Problem details: Each line of the records that includes "Human" should be found and copied.

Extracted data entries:
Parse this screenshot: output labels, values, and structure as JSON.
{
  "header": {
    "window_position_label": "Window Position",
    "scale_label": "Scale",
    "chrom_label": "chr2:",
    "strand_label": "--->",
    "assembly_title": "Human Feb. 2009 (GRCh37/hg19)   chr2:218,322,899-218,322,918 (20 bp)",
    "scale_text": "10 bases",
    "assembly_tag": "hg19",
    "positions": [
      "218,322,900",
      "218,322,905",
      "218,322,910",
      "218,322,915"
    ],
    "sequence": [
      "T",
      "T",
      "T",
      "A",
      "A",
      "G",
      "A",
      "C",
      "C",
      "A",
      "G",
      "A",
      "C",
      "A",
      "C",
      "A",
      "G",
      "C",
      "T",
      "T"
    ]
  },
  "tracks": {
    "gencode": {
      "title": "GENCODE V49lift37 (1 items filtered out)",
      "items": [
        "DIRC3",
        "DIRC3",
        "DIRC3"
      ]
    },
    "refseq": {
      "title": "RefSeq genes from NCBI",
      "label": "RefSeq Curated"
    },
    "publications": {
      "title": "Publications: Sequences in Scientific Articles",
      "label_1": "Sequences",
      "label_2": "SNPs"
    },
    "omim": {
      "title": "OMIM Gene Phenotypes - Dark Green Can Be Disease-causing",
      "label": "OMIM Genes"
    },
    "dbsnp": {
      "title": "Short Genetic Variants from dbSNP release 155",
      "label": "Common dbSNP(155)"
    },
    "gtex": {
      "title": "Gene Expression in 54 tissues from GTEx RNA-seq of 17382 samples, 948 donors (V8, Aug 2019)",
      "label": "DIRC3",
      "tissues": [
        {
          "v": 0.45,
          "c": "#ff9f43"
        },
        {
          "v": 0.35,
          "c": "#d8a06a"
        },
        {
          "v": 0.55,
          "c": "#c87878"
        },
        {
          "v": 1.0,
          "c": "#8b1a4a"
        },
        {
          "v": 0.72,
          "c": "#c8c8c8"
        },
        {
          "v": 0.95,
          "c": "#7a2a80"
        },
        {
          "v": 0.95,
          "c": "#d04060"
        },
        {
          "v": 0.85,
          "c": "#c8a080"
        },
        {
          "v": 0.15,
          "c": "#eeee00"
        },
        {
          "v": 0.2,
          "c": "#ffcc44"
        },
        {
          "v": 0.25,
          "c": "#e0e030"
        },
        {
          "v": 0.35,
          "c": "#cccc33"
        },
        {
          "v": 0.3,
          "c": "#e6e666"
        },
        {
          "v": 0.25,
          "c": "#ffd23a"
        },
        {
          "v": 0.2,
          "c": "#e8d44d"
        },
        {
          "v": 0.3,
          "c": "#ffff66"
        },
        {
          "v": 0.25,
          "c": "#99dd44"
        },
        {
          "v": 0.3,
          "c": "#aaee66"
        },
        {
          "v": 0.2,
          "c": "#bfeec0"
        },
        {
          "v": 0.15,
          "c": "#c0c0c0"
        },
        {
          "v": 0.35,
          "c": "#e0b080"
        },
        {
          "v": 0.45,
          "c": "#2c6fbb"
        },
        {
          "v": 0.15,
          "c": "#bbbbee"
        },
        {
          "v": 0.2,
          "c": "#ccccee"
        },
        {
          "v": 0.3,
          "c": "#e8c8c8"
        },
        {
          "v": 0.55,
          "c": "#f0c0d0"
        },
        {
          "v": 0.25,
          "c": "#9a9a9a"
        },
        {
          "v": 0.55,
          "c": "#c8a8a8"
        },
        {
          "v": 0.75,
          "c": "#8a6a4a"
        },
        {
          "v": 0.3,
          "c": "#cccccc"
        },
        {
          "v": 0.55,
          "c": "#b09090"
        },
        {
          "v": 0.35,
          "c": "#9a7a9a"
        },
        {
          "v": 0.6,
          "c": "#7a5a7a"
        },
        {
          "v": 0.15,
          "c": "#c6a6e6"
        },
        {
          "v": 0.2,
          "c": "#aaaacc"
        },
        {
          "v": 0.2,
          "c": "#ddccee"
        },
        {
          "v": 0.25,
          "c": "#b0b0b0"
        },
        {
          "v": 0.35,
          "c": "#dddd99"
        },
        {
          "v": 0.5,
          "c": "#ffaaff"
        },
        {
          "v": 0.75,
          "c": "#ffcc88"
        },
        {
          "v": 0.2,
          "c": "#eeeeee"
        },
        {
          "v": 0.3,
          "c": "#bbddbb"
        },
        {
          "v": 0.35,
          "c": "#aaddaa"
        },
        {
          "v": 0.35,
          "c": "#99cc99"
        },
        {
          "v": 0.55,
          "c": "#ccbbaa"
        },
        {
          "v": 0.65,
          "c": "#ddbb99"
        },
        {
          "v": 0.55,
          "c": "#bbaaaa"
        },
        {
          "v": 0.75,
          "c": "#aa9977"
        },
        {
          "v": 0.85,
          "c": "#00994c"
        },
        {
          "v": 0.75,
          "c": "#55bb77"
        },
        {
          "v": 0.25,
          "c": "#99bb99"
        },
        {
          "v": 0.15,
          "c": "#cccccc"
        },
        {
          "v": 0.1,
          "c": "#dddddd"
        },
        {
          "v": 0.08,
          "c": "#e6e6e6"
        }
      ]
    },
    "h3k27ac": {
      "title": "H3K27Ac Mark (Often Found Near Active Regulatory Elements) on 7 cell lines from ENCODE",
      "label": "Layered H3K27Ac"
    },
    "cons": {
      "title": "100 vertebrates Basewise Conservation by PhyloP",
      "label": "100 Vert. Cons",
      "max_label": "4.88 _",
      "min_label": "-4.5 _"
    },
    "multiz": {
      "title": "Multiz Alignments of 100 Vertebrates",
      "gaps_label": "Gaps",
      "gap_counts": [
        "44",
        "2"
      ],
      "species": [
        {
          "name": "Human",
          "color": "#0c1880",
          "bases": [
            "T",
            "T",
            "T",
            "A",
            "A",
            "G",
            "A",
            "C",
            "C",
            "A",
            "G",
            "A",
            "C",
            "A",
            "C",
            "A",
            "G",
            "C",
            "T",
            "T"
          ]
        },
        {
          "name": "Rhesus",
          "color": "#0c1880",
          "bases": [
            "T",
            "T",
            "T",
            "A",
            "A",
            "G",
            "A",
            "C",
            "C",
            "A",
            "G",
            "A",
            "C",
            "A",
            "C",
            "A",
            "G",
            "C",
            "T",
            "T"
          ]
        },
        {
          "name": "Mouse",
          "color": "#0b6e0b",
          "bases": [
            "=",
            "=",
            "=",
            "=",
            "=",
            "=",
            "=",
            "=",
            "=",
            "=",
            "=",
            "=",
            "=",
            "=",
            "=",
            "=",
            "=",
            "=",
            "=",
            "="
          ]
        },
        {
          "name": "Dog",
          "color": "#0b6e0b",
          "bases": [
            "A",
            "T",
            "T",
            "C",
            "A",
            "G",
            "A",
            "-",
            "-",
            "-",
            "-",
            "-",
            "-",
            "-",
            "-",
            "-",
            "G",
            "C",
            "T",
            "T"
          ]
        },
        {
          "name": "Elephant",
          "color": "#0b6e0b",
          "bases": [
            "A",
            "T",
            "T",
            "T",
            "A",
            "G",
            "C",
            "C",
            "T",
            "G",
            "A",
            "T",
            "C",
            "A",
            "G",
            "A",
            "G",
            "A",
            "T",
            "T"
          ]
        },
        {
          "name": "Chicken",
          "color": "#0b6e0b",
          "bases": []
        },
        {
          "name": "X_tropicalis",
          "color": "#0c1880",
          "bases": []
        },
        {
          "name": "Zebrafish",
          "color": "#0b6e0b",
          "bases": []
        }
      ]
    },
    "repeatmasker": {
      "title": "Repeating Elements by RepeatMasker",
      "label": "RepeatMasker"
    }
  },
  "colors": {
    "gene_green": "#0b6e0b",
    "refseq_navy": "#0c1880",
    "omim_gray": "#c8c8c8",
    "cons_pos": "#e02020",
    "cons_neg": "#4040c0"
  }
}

Exercise result:
    "assembly_title": "Human Feb. 2009 (GRCh37/hg19)   chr2:218,322,899-218,322,918 (20 bp)",
          "name": "Human",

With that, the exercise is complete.